→ What the task asks
In the pull request on porting stress and response calculations to the GPU, what does the author say currently causes the tests to fail regularly on GPUs?

→ Passage to read

Port stress/response calculations to the GPU by abussy · Pull Request #1187 · JuliaMolSim/DFTK.jl

abussy · 2025-11-07T12:43:16Z

This PR enables ForwardDiff calculations (stress and response) on the GPU. Main changes are:

Data transfer from/to the device where necessary
Various small changes to avoid GPU compiler confusion (e.g. see changes in src/workarounds/forwarddiff_rules.jl)
CPU fall-backs for all XC operations taking place in the DftFunctionals.jl package
Refactoring of the ForwardDiff tests, such that all tests can be run on various architectures (CPU, CUDA, AMDGPU)

With this PR, all ForwardDiff workflows currently tested on the CPU successfully run on both NVIDIA and AMD GPUs.

Future improvements will come with:

PR Increase GPU robustness of LOBPCG #1185 for the tests to consistently finish on GPUs (right now, they regularly fail due to Cholesky instability on the GPU)
PR Make DftFunctionals.jl types GPU compatible DftFunctionals.jl#23 to pave the way for XC operations on the GPU
PR Port AtomicLocal integration to GPU #1163 for more efficient PlaneWaveBasis instantiation

abussy · 2025-11-12T16:36:56Z

Merged master. Adapted tests to the refactoring brought by #1182.

Additionally, removed this problematic bit of code in ext/DFTKAMDGPUExt.jl:

# Enable comparisons of Duals on AMD GPUs
_val(x) = x
_val(x::Dual) = _val(ForwardDiff.value(x))
function Base.:<(x::Dual{T,V,N},
                 y::Dual{T,V,N}) where {T,V,N}
    _val(x) < _val(y)
end
function Base.:>(x::Dual{T,V,N},
                 y::Dual{T,V,N}) where {T,V,N}
    _val(x) > _val(y)
end

It turns out that comparison of Duals does not take place on the GPU, as long as all XC operations are done on the CPU. This might become a concern again in the future, once DftFunctionals.jl is refactored.

mfherbst · 2025-11-12T19:59:46Z

+    copyto!(y, _mul(p, x))
 end
-function Base.:*(p::AbstractFFTs.Plan, x::AbstractArray{<:Complex{<:Dual{Tg}}}) where {Tg}
+function _mul(p::AbstractFFTs.Plan, x::AbstractArray{<:Complex{<:Dual{Tg}}}) where {Tg}


Again this feels strange and is surprising to me. Why did you need this ?

→ Records supplied
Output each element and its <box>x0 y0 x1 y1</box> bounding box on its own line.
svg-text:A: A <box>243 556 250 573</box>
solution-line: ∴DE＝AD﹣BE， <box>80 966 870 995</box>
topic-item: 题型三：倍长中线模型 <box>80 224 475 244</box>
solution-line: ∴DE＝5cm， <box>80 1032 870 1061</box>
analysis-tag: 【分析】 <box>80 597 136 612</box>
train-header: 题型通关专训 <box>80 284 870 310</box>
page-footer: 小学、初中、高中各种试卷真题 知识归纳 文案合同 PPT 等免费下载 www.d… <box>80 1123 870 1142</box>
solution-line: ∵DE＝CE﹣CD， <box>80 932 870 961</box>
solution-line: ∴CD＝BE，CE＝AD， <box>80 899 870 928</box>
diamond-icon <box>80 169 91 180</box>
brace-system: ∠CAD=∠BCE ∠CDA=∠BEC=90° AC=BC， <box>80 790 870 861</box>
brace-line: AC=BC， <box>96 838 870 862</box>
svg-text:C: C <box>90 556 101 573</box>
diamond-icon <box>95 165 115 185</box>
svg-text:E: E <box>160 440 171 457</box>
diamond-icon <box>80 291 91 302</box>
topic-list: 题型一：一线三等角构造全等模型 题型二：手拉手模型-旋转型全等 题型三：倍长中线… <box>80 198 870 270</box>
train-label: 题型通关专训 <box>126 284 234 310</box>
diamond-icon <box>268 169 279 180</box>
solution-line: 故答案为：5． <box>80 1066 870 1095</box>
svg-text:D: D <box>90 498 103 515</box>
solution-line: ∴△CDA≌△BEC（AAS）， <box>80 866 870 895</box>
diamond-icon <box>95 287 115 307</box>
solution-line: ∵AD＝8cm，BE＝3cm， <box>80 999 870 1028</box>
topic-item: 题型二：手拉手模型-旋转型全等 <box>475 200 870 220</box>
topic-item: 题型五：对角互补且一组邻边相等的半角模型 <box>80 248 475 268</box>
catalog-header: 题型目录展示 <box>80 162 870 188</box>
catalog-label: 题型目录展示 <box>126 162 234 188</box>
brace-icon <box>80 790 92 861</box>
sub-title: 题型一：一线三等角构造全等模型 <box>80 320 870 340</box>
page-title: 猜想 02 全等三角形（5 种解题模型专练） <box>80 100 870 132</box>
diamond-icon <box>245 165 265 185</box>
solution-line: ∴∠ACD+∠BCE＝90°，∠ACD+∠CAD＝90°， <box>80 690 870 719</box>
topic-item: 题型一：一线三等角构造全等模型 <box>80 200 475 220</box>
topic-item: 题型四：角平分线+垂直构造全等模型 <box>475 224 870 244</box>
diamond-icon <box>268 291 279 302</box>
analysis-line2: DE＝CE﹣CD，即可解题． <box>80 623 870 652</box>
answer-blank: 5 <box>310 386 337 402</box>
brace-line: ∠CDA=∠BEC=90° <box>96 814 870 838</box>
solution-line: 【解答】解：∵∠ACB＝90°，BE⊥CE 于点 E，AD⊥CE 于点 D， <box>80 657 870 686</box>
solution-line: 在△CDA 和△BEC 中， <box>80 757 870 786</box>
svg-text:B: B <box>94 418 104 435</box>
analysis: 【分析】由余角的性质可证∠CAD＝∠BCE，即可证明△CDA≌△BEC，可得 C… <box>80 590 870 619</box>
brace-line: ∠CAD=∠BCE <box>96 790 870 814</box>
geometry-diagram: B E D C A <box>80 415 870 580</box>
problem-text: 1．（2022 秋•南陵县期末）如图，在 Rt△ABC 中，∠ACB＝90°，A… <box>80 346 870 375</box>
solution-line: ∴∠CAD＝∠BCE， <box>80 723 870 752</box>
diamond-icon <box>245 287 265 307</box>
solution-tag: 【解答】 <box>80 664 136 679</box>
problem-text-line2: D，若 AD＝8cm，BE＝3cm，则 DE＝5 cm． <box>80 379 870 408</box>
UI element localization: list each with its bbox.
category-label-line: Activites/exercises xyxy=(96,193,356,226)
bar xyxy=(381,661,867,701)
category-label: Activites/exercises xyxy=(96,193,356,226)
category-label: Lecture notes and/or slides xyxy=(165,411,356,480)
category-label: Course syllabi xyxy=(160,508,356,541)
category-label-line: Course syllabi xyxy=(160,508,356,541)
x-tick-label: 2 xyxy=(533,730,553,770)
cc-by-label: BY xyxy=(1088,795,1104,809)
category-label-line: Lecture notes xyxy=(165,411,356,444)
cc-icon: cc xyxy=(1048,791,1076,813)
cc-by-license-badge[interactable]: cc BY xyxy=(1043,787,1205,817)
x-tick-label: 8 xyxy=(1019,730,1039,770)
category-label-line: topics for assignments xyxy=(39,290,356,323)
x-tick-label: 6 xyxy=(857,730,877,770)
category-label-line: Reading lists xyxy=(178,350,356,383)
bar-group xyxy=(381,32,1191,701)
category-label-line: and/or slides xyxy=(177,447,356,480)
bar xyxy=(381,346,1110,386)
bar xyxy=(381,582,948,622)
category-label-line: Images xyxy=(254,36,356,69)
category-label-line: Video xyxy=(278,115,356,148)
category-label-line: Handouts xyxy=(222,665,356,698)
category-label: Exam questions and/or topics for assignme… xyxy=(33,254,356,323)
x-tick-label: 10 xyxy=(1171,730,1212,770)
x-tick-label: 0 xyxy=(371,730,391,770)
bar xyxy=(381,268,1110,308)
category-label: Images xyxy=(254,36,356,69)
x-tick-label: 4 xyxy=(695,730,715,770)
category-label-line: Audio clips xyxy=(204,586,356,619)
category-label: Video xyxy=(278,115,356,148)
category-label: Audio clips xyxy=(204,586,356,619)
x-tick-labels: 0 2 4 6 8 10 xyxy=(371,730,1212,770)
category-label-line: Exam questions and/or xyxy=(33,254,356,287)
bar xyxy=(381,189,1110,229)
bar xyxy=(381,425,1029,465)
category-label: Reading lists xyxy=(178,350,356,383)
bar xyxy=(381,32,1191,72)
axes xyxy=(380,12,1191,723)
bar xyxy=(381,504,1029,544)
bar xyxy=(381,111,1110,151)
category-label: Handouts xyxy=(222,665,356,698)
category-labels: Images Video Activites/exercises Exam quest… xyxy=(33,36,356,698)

...

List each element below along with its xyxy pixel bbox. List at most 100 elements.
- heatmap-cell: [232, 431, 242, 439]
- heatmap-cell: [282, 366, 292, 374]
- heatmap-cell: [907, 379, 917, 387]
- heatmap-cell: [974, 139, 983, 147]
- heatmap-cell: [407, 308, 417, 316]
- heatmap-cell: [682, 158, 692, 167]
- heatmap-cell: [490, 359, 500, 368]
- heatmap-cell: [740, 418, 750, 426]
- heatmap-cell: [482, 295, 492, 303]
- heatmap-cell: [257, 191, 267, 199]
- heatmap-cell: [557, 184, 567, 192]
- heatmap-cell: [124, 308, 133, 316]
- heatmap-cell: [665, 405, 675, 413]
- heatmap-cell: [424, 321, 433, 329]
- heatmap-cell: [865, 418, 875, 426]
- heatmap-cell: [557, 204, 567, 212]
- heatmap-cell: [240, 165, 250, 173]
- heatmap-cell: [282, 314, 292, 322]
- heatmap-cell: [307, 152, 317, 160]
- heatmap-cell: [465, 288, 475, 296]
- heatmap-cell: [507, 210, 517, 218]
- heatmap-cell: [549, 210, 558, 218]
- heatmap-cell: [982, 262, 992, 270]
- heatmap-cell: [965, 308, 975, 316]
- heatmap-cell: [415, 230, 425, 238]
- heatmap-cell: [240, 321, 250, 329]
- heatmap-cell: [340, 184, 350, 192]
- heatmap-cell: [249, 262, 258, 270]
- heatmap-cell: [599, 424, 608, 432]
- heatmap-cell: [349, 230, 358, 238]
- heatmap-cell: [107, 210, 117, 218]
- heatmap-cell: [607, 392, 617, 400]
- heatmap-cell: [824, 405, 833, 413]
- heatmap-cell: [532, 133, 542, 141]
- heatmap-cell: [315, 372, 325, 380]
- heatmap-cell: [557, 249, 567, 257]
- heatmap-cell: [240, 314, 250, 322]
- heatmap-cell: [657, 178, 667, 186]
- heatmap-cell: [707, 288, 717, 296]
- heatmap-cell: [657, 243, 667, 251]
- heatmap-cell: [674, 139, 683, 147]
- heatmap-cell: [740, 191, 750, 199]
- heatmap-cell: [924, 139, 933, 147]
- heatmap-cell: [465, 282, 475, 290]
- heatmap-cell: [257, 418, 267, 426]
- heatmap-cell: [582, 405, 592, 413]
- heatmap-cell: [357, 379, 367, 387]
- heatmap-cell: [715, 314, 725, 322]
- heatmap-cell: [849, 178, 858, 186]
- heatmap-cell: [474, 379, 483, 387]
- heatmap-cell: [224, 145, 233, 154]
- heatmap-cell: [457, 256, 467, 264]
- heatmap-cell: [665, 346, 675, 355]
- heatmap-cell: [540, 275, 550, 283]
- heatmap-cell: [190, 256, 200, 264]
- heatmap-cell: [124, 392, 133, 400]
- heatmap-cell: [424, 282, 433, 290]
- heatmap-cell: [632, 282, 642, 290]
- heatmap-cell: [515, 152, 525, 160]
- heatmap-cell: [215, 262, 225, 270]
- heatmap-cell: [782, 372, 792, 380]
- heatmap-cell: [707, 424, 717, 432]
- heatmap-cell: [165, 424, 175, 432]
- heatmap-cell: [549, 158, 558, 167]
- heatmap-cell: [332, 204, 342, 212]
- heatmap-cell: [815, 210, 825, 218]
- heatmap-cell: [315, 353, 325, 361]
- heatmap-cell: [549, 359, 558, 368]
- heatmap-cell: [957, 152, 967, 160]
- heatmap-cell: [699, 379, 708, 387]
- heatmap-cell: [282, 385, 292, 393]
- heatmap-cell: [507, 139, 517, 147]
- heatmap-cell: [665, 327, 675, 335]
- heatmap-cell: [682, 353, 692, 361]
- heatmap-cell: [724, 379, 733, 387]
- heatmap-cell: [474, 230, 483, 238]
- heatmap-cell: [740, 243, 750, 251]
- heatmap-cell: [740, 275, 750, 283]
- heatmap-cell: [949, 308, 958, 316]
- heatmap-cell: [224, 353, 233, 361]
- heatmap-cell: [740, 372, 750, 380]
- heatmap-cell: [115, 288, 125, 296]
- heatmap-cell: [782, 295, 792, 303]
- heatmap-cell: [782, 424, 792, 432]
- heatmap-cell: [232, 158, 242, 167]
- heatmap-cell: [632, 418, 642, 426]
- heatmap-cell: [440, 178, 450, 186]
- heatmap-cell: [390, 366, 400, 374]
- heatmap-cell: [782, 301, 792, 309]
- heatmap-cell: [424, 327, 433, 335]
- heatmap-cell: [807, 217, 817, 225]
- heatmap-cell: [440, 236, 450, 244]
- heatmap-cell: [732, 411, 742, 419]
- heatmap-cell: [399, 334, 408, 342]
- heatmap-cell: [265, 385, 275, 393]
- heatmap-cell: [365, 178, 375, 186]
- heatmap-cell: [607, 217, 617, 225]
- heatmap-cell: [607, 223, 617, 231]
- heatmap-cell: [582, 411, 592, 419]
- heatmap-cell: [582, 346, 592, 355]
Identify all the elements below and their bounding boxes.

→ Response for this exercise
Cholesky instability on the GPU.